Dataset entries on figures
▼

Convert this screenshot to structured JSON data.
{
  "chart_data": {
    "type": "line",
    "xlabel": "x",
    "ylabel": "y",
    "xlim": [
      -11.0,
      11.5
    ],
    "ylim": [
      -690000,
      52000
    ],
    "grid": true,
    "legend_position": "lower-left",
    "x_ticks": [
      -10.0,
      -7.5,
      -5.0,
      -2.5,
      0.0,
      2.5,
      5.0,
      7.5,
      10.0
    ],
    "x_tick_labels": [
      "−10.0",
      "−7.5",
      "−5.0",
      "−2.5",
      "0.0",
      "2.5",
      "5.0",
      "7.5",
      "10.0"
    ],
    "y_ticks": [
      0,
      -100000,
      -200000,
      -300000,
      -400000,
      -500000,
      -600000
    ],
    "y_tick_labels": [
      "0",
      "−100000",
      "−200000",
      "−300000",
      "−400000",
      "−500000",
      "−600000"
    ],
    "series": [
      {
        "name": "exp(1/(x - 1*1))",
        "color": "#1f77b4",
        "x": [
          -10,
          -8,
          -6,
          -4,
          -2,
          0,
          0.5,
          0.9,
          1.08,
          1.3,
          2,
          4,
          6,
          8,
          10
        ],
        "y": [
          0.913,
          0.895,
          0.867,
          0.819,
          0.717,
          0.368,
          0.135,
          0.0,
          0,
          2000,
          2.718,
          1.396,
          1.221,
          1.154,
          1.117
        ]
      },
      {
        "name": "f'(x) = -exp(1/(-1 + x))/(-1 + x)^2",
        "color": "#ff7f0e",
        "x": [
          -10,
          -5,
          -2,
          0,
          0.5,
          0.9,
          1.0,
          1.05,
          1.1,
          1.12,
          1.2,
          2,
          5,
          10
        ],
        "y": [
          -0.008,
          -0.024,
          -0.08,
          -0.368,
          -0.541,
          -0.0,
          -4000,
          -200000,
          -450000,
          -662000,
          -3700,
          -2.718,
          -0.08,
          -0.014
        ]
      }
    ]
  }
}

▲

Emit the full listing verbatim.

Result
Convert this screenshot to structured JSON data.
{
  "chart_data": {
    "type": "line",
    "xlabel": "x",
    "ylabel": "y",
    "xlim": [
      -11.0,
      11.5
    ],
    "ylim": [
      -690000,
      52000
    ],
    "grid": true,
    "legend_position": "lower-left",
    "x_ticks": [
      -10.0,
      -7.5,
      -5.0,
      -2.5,
      0.0,
      2.5,
      5.0,
      7.5,
      10.0
    ],
    "x_tick_labels": [
      "−10.0",
      "−7.5",
      "−5.0",
      "−2.5",
      "0.0",
      "2.5",
      "5.0",
      "7.5",
      "10.0"
    ],
    "y_ticks": [
      0,
      -100000,
      -200000,
      -300000,
      -400000,
      -500000,
      -600000
    ],
    "y_tick_labels": [
      "0",
      "−100000",
      "−200000",
      "−300000",
      "−400000",
      "−500000",
      "−600000"
    ],
    "series": [
      {
        "name": "exp(1/(x - 1*1))",
        "color": "#1f77b4",
        "x": [
          -10,
          -8,
          -6,
          -4,
          -2,
          0,
          0.5,
          0.9,
          1.08,
          1.3,
          2,
          4,
          6,
          8,
          10
        ],
        "y": [
          0.913,
          0.895,
          0.867,
          0.819,
          0.717,
          0.368,
          0.135,
          0.0,
          0,
          2000,
          2.718,
          1.396,
          1.221,
          1.154,
          1.117
        ]
      },
      {
        "name": "f'(x) = -exp(1/(-1 + x))/(-1 + x)^2",
        "color": "#ff7f0e",
        "x": [
          -10,
          -5,
          -2,
          0,
          0.5,
          0.9,
          1.0,
          1.05,
          1.1,
          1.12,
          1.2,
          2,
          5,
          10
        ],
        "y": [
          -0.008,
          -0.024,
          -0.08,
          -0.368,
          -0.541,
          -0.0,
          -4000,
          -200000,
          -450000,
          -662000,
          -3700,
          -2.718,
          -0.08,
          -0.014
        ]
      }
    ]
  }
}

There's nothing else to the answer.